## YOUR TASK
Every record must be repeated exactly, with no omission.
****************************************
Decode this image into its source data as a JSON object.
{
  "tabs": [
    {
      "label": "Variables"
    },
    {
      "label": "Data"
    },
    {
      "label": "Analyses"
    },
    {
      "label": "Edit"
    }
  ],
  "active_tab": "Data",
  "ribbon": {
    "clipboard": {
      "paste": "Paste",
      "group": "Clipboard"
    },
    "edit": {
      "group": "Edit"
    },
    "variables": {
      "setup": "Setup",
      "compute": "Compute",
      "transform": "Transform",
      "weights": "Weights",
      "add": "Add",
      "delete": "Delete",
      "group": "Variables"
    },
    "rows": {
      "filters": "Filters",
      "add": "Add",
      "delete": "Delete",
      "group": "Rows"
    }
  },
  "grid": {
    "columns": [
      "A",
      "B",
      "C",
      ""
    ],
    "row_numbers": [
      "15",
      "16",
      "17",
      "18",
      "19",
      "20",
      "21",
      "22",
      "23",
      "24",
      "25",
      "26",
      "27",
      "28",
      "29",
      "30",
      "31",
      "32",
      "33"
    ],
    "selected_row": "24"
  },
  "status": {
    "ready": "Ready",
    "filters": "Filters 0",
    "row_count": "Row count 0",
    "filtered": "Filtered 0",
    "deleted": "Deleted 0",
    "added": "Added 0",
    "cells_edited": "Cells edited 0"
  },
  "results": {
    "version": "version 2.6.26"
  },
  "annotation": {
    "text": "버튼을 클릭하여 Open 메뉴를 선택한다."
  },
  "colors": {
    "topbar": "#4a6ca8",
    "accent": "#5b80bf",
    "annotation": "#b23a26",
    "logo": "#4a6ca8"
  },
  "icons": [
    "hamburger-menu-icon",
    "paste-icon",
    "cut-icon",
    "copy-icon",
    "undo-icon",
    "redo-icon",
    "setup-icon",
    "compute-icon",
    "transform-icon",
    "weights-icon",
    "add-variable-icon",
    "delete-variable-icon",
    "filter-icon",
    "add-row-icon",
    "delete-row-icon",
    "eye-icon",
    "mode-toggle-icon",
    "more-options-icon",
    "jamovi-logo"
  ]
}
****************************************
## OUTPUT FOR THIS TASK
Decode this image into its source data as a JSON object.
{
  "tabs": [
    {
      "label": "Variables"
    },
    {
      "label": "Data"
    },
    {
      "label": "Analyses"
    },
    {
      "label": "Edit"
    }
  ],
  "active_tab": "Data",
  "ribbon": {
    "clipboard": {
      "paste": "Paste",
      "group": "Clipboard"
    },
    "edit": {
      "group": "Edit"
    },
    "variables": {
      "setup": "Setup",
      "compute": "Compute",
      "transform": "Transform",
      "weights": "Weights",
      "add": "Add",
      "delete": "Delete",
      "group": "Variables"
    },
    "rows": {
      "filters": "Filters",
      "add": "Add",
      "delete": "Delete",
      "group": "Rows"
    }
  },
  "grid": {
    "columns": [
      "A",
      "B",
      "C",
      ""
    ],
    "row_numbers": [
      "15",
      "16",
      "17",
      "18",
      "19",
      "20",
      "21",
      "22",
      "23",
      "24",
      "25",
      "26",
      "27",
      "28",
      "29",
      "30",
      "31",
      "32",
      "33"
    ],
    "selected_row": "24"
  },
  "status": {
    "ready": "Ready",
    "filters": "Filters 0",
    "row_count": "Row count 0",
    "filtered": "Filtered 0",
    "deleted": "Deleted 0",
    "added": "Added 0",
    "cells_edited": "Cells edited 0"
  },
  "results": {
    "version": "version 2.6.26"
  },
  "annotation": {
    "text": "버튼을 클릭하여 Open 메뉴를 선택한다."
  },
  "colors": {
    "topbar": "#4a6ca8",
    "accent": "#5b80bf",
    "annotation": "#b23a26",
    "logo": "#4a6ca8"
  },
  "icons": [
    "hamburger-menu-icon",
    "paste-icon",
    "cut-icon",
    "copy-icon",
    "undo-icon",
    "redo-icon",
    "setup-icon",
    "compute-icon",
    "transform-icon",
    "weights-icon",
    "add-variable-icon",
    "delete-variable-icon",
    "filter-icon",
    "add-row-icon",
    "delete-row-icon",
    "eye-icon",
    "mode-toggle-icon",
    "more-options-icon",
    "jamovi-logo"
  ]
}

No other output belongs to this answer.